## What you have to do
Reproduce every line of the records below verbatim, omitting the pictures.

## Task inputs
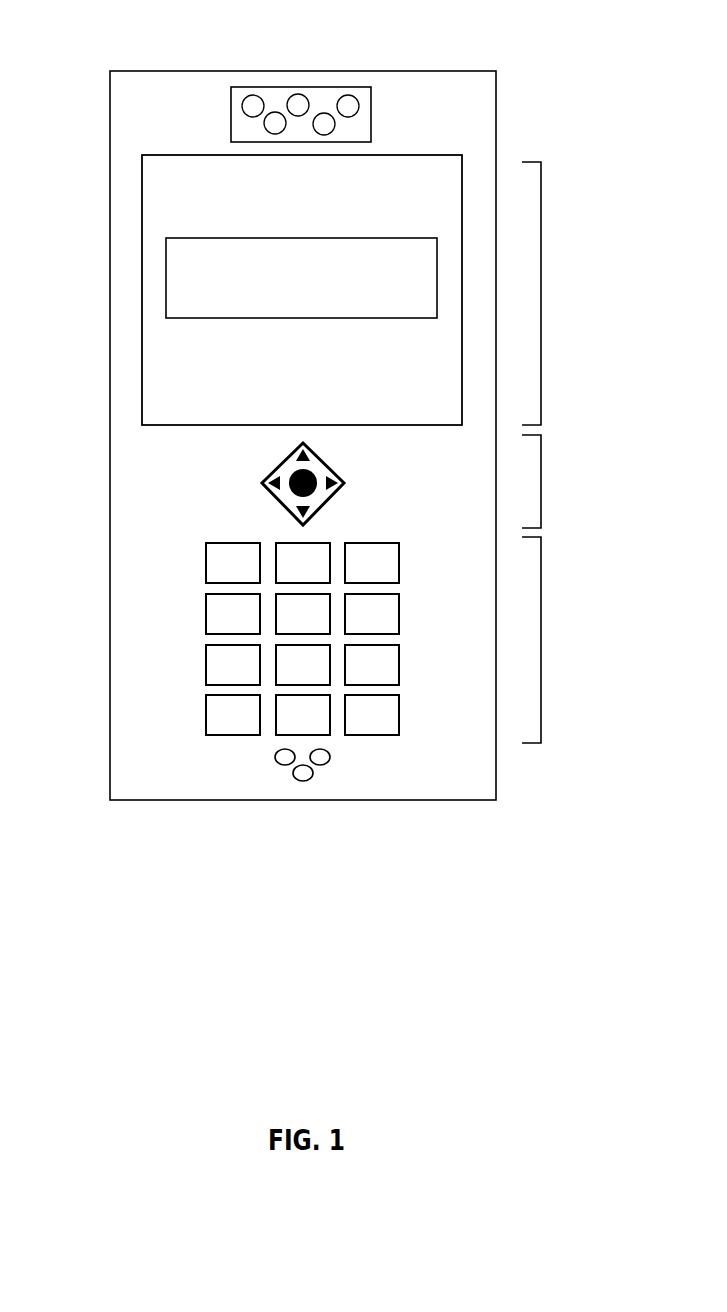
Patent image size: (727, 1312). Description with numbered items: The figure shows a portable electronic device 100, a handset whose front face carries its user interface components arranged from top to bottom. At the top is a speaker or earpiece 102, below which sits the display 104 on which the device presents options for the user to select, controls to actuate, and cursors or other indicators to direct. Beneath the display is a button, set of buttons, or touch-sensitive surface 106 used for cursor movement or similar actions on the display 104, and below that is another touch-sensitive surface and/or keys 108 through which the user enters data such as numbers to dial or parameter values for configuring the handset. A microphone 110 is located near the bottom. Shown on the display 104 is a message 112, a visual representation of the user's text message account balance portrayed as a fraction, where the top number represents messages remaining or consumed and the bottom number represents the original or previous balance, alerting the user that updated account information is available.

The portable electronic device 100 is at (123, 71).
The speaker or earpiece 102 is at (332, 87).
The display 104 is at (541, 288).
The button, set of buttons, or touch-sensitive surface 106 is at (541, 481).
The touch-sensitive surface and/or keys 108 is at (541, 627).
The microphone 110 is at (303, 781).
The message 112 is at (166, 276).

## Result
Patent image size: (727, 1312). Description with numbered items: The figure shows a portable electronic device 100, a handset whose front face carries its user interface components arranged from top to bottom. At the top is a speaker or earpiece 102, below which sits the display 104 on which the device presents options for the user to select, controls to actuate, and cursors or other indicators to direct. Beneath the display is a button, set of buttons, or touch-sensitive surface 106 used for cursor movement or similar actions on the display 104, and below that is another touch-sensitive surface and/or keys 108 through which the user enters data such as numbers to dial or parameter values for configuring the handset. A microphone 110 is located near the bottom. Shown on the display 104 is a message 112, a visual representation of the user's text message account balance portrayed as a fraction, where the top number represents messages remaining or consumed and the bottom number represents the original or previous balance, alerting the user that updated account information is available.

The portable electronic device 100 is at (123, 71).
The speaker or earpiece 102 is at (332, 87).
The display 104 is at (541, 288).
The button, set of buttons, or touch-sensitive surface 106 is at (541, 481).
The touch-sensitive surface and/or keys 108 is at (541, 627).
The microphone 110 is at (303, 781).
The message 112 is at (166, 276).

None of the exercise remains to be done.